***** TEXTO FORNECIDO
O assassinato do cidadão negro João Alberto Silveira
Freitas na garagem de um supermercado Carrefour
gaúcho, à noite, tinha tudo para permanecer
obscurecido. Só deixou de depender de versões
dissonantes, querelas circunstanciais ou imprecisas,
porque alguém gravou acena esclarecendo a natureza
do crime pelo celular. Assistimos assim a um
assassinato a sangue quente, primitivo, sem a


intermediação sequer de uma arma. O homem negro já
subjugado foi espancado na cabeça e rosto até lhe faltar
vida. Sua morte teve por testemunha a esposa impedida
de socorrê-lo, uma penca de seguranças e funcionários
do Carrefour, além da platéia global que foi se
inteirando do fato. No chão da garagem respingada de
sangue, sobrou de João Alberto um solitário chinelo de
dedo.

Não foi, portanto, um crime invisível. Ou será que foi?
Na pergunta está embutido o horror maior: apesar de
saberem que estavam sendo filmados, os dois
matadores profissionais (um PM e um segurança,
ambos brancos) não interromperam o ato. "Quando
crimes se empilham, eles se tornam invisíveis", repetiria
Brecht sobre o crime contra a raça negra que, de tanto
sustentar a construção do Brasil, se tornou invisível
mesmo quando visível.

O Brasil acabou com a escravidão e adentrou a pós-
abolição sem criar leis claramente segregacionistas.
**********
***** MATERIAL FORNECIDO
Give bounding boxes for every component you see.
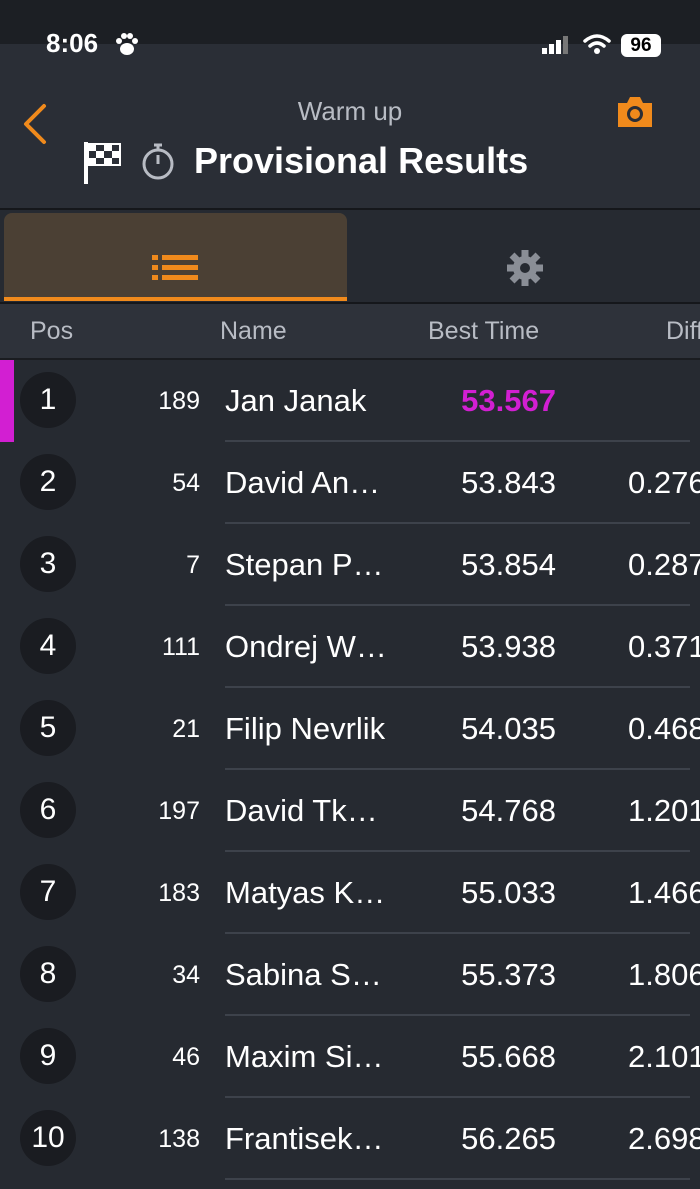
position: 9 xyxy=(20,1028,76,1084)
car-number: 111 xyxy=(161,633,200,661)
driver-name: Frantisek… xyxy=(225,1121,384,1156)
driver-name: Maxim Si… xyxy=(225,1039,384,1074)
position: 4 xyxy=(20,618,76,674)
position: 5 xyxy=(20,700,76,756)
paw-icon xyxy=(116,33,138,55)
best-time: 54.768 xyxy=(461,793,556,828)
best-time: 53.854 xyxy=(461,547,556,582)
position: 10 xyxy=(20,1110,76,1166)
column-header-pos: Pos xyxy=(30,317,74,345)
column-header-diff: Diff xyxy=(666,317,700,345)
gap: 0.276 xyxy=(628,465,700,500)
car-number: 46 xyxy=(172,1043,200,1071)
camera-button[interactable] xyxy=(614,94,656,130)
battery: 96 xyxy=(621,34,661,57)
row-separator xyxy=(225,686,690,688)
page-title: Provisional Results xyxy=(194,140,529,181)
row-separator xyxy=(225,932,690,934)
row-separator xyxy=(225,1096,690,1098)
gap: 0.287 xyxy=(628,547,700,582)
best-time: 53.843 xyxy=(461,465,556,500)
result-row[interactable]: 8 34 Sabina S… 55.373 1.806 xyxy=(0,934,700,1016)
best-time: 53.938 xyxy=(461,629,556,664)
gap: 0.468 xyxy=(628,711,700,746)
driver-name: Matyas K… xyxy=(225,875,386,910)
result-row[interactable]: 2 54 David An… 53.843 0.276 xyxy=(0,442,700,524)
result-row[interactable]: 1 189 Jan Janak 53.567 xyxy=(0,360,700,442)
car-number: 189 xyxy=(158,387,200,415)
driver-name: Ondrej W… xyxy=(225,629,387,664)
driver-name: Sabina S… xyxy=(225,957,382,992)
car-number: 54 xyxy=(172,469,200,497)
position: 3 xyxy=(20,536,76,592)
car-number: 34 xyxy=(172,961,200,989)
car-number: 183 xyxy=(158,879,200,907)
stopwatch-icon xyxy=(142,143,174,180)
result-row[interactable]: 9 46 Maxim Si… 55.668 2.101 xyxy=(0,1016,700,1098)
status-strip xyxy=(0,0,700,44)
best-time: 54.035 xyxy=(461,711,556,746)
car-number: 7 xyxy=(186,551,200,579)
position: 8 xyxy=(20,946,76,1002)
result-row[interactable]: 3 7 Stepan P… 53.854 0.287 xyxy=(0,524,700,606)
column-header xyxy=(0,304,700,360)
row-separator xyxy=(225,1178,690,1180)
row-separator xyxy=(225,440,690,442)
row-separator xyxy=(225,1014,690,1016)
best-time: 55.668 xyxy=(461,1039,556,1074)
flag-icon xyxy=(84,142,121,184)
position: 1 xyxy=(20,372,76,428)
list-icon xyxy=(152,255,198,280)
row-separator xyxy=(225,850,690,852)
driver-name: David An… xyxy=(225,465,381,500)
position: 2 xyxy=(20,454,76,510)
back-button[interactable] xyxy=(20,102,50,146)
wifi-icon xyxy=(583,34,611,54)
result-row[interactable]: 6 197 David Tk… 54.768 1.201 xyxy=(0,770,700,852)
result-row[interactable]: 5 21 Filip Nevrlik 54.035 0.468 xyxy=(0,688,700,770)
session-name: Warm up xyxy=(297,96,403,126)
driver-name: Stepan P… xyxy=(225,547,384,582)
column-header-time: Best Time xyxy=(428,317,540,345)
status-time: 8:06 xyxy=(46,28,99,58)
gap: 0.371 xyxy=(628,629,700,664)
row-separator xyxy=(225,768,690,770)
driver-name: Jan Janak xyxy=(225,383,367,418)
car-number: 21 xyxy=(172,715,200,743)
best-time: 55.033 xyxy=(461,875,556,910)
settings-tab[interactable] xyxy=(505,248,545,288)
best-time: 53.567 xyxy=(461,383,556,418)
best-time: 55.373 xyxy=(461,957,556,992)
gap: 2.101 xyxy=(628,1039,700,1074)
result-row[interactable]: 10 138 Frantisek… 56.265 2.698 xyxy=(0,1098,700,1180)
signal-icon xyxy=(542,36,568,54)
result-row[interactable]: 7 183 Matyas K… 55.033 1.466 xyxy=(0,852,700,934)
leader-marker xyxy=(0,360,14,442)
car-number: 138 xyxy=(158,1125,200,1153)
position: 7 xyxy=(20,864,76,920)
row-separator xyxy=(225,522,690,524)
car-number: 197 xyxy=(158,797,200,825)
gap: 2.698 xyxy=(628,1121,700,1156)
gap: 1.201 xyxy=(628,793,700,828)
driver-name: David Tk… xyxy=(225,793,378,828)
result-row[interactable]: 4 111 Ondrej W… 53.938 0.371 xyxy=(0,606,700,688)
best-time: 56.265 xyxy=(461,1121,556,1156)
driver-name: Filip Nevrlik xyxy=(225,711,386,746)
column-header-name: Name xyxy=(220,317,287,345)
gap: 1.466 xyxy=(628,875,700,910)
row-separator xyxy=(225,604,690,606)
gap: 1.806 xyxy=(628,957,700,992)
position: 6 xyxy=(20,782,76,838)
**********
**TAREFAS:**
#1 Passe para o inglês esta frase do texto sobre o assassinato de João Alberto: "Não foi, portanto, um crime invisível."
#2 Dê continuidade ao texto sobre o assassinato de João Alberto, começando logo depois da última frase.
Os itens não têm nenhuma relação com o texto.

**RESPOSTAS POR TAREFA:**
#1 It was not, therefore, an invisible crime.

#2
Mas encontrou formas igualmente perversas de lidar
com os negros, contou em entrevista à BBC, anos atrás,
a historiadora Luciana Brito, da Universidade Federal do
Recôncavo Baiano. Segundo a professora, "a educação
para sobreviver numa sociedade racista a partir do não
dito tornou mais difícil para pessoas negras se
organizarem em torno de um inimigo visível... Você
entra numa loja e não é expulso, mas a vendedora a
ignora. Quem não a ignora é o segurança. Até o policial
negro é treinado pelo Estado para achar que todas as
pessoas que se parecem com ele são criminosas.
Quando está de farda, ele perde a identidade racial.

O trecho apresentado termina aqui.